Passage -
-- start --

- Directed by: Ramesh Sharma
- Written by: Gulzar
- Produced by: P. K. Tiwari
- Starring: Shashi Kapoor Sharmila Tagore Om Puri Kulbhushan Kharbanda
- Cinematography: Subrata Mitra
- Edited by: Renu Saluja
- Music by: Louis Banks
- Distributed by: P. K. Communication Pvt Ltd
- Release date: 1986;
- Running time: 123 minutes
- Language: Hindi

= New Delhi Times =

1986 thriller film

New Delhi Times is 1986 Hindi-language political thriller film directed by Ramesh Sharma and written by Gulzar, starring Shashi Kapoor, Sharmila Tagore, Om Puri and Kulbhushan Kharbanda in lead roles. The film is about a newspaper editor who exposes the politics-media corruption nexus.

The political drama film with a controversial storyline about political corruption and media, ran into trouble when film distributors and television refused to run the film, though later it went on to win three National Film Awards. It remains one of few Bollywood films to tackle the issue of corruption in media, joining Kundan Shah's Jaane Bhi Do Yaaro (1983), Main Azaad Hoon (1989) and Rann (2010)

==Plot==
The film tells the story of an honest journalist, Vikas Pande, from Ghazipur in eastern Uttar Pradesh who moves to Delhi to run a newspaper and soon uncovers a political assassination, and in the process, falls prey to a corrupt system and the nexus between politicians and media barons.
The film starts with the assassination of a local MLA, Bhaleram, in the circuit house of Ghazipur. The guard of the circuit house goes missing.
Vikas Pande is the upright and fearless executive editor of the New Delhi Times newspaper and is in the process of exposing a scandal of illegal hooch that killed hundreds of people. Meanwhile, there is a power struggle going on between the incumbent chief minister Trivedi and the ambitious MLA Ajay Singh for the post of chief minister.

Ajay Singh is a dangerous man and is linked with all types of illegal activities like drug trafficking, smuggling, extortion, looting, etc. His business is managed by his trusted lieutenant Iqbal. Iqbal is arrested in the murder case of Bhaleram.

-- end --

Dataset excerpts -
-- start --

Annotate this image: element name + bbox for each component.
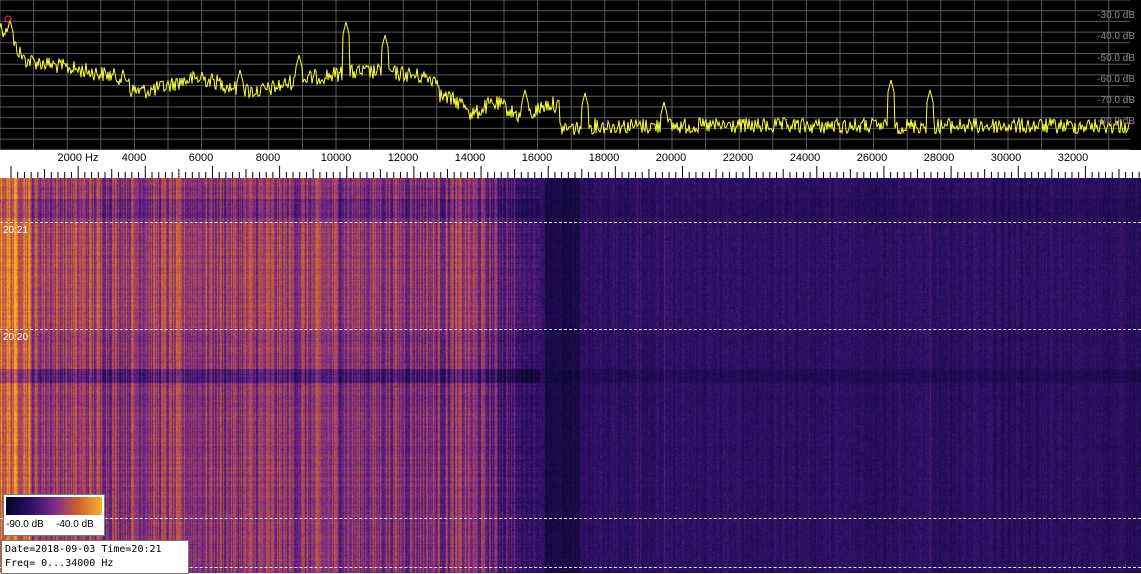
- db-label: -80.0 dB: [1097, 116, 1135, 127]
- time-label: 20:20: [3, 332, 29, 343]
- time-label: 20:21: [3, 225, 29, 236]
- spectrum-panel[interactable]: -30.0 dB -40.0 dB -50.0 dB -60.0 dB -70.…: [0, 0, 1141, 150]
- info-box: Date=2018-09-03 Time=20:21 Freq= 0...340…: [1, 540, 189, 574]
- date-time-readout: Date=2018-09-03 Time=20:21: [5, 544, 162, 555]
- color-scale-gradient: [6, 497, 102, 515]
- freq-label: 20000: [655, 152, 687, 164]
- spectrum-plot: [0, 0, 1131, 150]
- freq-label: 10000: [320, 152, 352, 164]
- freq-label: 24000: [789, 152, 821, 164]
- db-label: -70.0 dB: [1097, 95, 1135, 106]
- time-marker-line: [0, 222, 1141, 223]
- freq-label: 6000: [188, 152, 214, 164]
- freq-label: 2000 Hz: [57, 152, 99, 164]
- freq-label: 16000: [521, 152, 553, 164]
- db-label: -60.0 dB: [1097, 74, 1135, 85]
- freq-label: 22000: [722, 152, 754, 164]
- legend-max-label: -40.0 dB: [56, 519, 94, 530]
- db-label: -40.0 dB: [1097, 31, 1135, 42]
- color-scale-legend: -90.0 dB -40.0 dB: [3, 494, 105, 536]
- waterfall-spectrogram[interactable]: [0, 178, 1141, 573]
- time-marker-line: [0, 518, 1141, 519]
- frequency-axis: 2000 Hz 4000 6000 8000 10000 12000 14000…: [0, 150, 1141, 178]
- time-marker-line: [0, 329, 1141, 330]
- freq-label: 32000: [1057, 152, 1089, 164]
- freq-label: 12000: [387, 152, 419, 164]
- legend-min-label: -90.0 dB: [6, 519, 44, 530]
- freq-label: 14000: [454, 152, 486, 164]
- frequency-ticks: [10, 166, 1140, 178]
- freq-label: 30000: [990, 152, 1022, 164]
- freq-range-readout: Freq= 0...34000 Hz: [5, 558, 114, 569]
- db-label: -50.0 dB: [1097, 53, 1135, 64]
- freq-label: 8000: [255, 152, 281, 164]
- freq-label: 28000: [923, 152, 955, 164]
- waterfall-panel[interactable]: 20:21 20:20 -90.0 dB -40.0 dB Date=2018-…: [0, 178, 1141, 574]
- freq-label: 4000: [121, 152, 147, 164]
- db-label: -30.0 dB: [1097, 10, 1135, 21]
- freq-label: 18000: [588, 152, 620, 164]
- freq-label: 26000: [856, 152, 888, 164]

-- end --
-- start --

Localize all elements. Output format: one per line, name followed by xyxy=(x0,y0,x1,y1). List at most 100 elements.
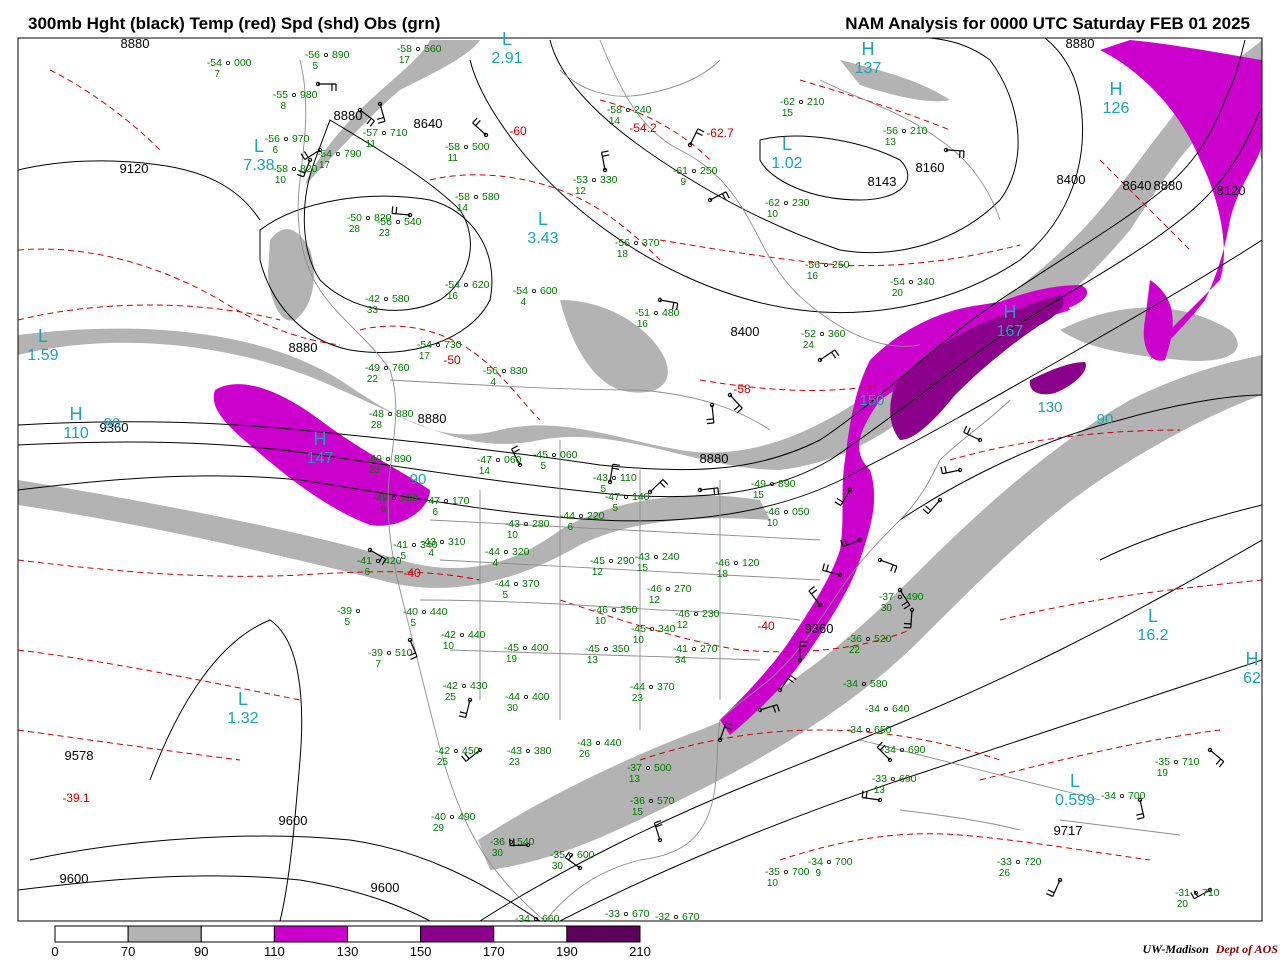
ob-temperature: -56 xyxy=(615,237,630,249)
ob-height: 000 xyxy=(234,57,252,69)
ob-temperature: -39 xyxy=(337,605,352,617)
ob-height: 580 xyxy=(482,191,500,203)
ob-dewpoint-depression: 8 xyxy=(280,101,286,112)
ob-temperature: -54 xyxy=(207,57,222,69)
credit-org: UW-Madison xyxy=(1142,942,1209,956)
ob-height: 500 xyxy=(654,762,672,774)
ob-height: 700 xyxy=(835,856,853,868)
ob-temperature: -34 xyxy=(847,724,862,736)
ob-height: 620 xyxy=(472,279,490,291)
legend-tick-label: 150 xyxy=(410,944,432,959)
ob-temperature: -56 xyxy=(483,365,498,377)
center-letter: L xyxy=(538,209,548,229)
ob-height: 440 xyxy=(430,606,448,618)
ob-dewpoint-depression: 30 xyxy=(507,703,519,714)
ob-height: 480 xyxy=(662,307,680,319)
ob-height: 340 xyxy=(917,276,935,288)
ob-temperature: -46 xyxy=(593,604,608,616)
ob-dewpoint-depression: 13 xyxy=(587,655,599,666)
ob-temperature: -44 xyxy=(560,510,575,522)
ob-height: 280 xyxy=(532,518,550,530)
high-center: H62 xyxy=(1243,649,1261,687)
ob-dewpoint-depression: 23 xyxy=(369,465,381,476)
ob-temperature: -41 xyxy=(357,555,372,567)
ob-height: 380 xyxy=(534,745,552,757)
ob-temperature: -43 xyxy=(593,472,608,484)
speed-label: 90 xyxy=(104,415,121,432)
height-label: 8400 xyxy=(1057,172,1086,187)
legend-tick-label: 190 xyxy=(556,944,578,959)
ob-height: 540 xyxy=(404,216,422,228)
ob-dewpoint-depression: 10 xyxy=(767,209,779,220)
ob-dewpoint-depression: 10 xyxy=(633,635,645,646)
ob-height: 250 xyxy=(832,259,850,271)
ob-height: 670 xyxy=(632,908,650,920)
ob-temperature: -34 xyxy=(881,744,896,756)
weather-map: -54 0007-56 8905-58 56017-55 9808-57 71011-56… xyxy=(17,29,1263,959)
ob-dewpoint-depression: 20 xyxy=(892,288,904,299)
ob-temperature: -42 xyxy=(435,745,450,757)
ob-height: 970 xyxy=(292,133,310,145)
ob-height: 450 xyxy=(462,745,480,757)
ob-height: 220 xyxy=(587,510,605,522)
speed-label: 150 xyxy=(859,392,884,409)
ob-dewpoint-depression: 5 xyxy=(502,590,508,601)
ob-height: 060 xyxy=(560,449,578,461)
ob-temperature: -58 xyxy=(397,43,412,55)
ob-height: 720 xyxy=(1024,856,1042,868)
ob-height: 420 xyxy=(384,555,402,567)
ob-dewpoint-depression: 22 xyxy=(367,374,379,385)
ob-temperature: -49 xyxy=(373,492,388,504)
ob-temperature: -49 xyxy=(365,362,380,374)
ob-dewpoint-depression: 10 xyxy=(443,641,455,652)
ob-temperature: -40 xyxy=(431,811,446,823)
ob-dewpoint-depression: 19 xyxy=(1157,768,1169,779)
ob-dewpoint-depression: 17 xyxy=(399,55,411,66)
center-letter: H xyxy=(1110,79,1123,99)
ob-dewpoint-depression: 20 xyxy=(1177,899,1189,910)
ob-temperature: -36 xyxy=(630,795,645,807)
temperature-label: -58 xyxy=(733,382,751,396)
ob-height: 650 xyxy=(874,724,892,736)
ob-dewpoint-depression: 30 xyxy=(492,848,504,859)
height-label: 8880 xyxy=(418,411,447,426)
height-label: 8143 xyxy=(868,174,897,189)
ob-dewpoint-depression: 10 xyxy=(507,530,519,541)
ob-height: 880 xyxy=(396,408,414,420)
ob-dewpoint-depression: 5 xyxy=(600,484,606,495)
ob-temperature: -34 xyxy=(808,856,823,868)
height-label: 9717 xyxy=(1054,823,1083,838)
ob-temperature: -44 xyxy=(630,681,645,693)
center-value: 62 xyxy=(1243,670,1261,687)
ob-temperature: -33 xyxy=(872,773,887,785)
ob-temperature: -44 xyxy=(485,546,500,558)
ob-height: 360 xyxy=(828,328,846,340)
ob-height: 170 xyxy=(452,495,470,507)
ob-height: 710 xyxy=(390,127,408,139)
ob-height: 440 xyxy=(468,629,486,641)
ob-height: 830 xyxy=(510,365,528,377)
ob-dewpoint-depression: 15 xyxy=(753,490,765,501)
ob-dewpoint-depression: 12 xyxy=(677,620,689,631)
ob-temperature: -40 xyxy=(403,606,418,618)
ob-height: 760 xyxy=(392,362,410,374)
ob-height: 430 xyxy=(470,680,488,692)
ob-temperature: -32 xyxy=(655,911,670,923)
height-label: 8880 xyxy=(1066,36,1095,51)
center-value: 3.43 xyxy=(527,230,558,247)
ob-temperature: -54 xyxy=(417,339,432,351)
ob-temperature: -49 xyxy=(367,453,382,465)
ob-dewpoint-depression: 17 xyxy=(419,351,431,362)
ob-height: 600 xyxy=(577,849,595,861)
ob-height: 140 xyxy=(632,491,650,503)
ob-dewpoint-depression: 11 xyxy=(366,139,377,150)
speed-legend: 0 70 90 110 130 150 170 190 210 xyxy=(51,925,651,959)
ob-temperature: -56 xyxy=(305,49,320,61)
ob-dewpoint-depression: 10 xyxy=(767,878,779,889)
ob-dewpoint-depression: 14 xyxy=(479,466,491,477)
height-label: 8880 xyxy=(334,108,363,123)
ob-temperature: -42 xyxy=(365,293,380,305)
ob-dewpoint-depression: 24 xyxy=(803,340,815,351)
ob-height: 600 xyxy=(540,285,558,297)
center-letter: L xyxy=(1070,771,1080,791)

-- end --

What you should do - According to the article on New Delhi Times, how many National Film Awards did the film win?

Exercise response - Three.